» Exercise task:
Select, from the material below, each line with "csproj" in it.

» Dataset extract:

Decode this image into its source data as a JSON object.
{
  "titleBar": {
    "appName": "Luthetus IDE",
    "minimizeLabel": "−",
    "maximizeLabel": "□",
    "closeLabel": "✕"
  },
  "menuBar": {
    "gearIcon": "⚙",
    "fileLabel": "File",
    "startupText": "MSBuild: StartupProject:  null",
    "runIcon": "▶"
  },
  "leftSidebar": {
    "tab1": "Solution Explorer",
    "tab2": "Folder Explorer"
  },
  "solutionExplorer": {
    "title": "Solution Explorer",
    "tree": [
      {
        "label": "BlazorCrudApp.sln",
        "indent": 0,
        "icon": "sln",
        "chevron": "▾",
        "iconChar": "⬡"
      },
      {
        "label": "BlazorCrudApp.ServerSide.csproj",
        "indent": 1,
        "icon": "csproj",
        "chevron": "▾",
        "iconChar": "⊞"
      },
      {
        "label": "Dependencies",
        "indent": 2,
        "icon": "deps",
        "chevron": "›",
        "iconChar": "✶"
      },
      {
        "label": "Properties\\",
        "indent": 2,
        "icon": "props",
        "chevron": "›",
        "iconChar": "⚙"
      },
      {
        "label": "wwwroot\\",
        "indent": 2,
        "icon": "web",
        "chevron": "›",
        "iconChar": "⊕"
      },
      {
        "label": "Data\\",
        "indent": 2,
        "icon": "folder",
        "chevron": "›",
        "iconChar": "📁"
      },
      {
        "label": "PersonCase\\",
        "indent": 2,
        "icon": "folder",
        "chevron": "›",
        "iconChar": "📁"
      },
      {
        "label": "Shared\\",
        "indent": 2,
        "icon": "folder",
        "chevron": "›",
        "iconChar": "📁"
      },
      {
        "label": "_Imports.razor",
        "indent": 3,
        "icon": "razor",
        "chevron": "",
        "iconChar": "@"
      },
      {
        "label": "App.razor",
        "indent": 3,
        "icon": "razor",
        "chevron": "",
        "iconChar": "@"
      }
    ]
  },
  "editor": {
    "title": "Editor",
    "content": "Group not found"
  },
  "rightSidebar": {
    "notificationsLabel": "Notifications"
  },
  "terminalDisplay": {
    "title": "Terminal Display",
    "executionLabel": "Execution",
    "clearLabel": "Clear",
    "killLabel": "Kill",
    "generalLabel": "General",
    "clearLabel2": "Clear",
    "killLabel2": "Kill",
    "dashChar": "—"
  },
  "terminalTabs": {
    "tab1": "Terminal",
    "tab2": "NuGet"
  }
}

» Solution to this task:
        "label": "BlazorCrudApp.ServerSide.csproj",
        "icon": "csproj",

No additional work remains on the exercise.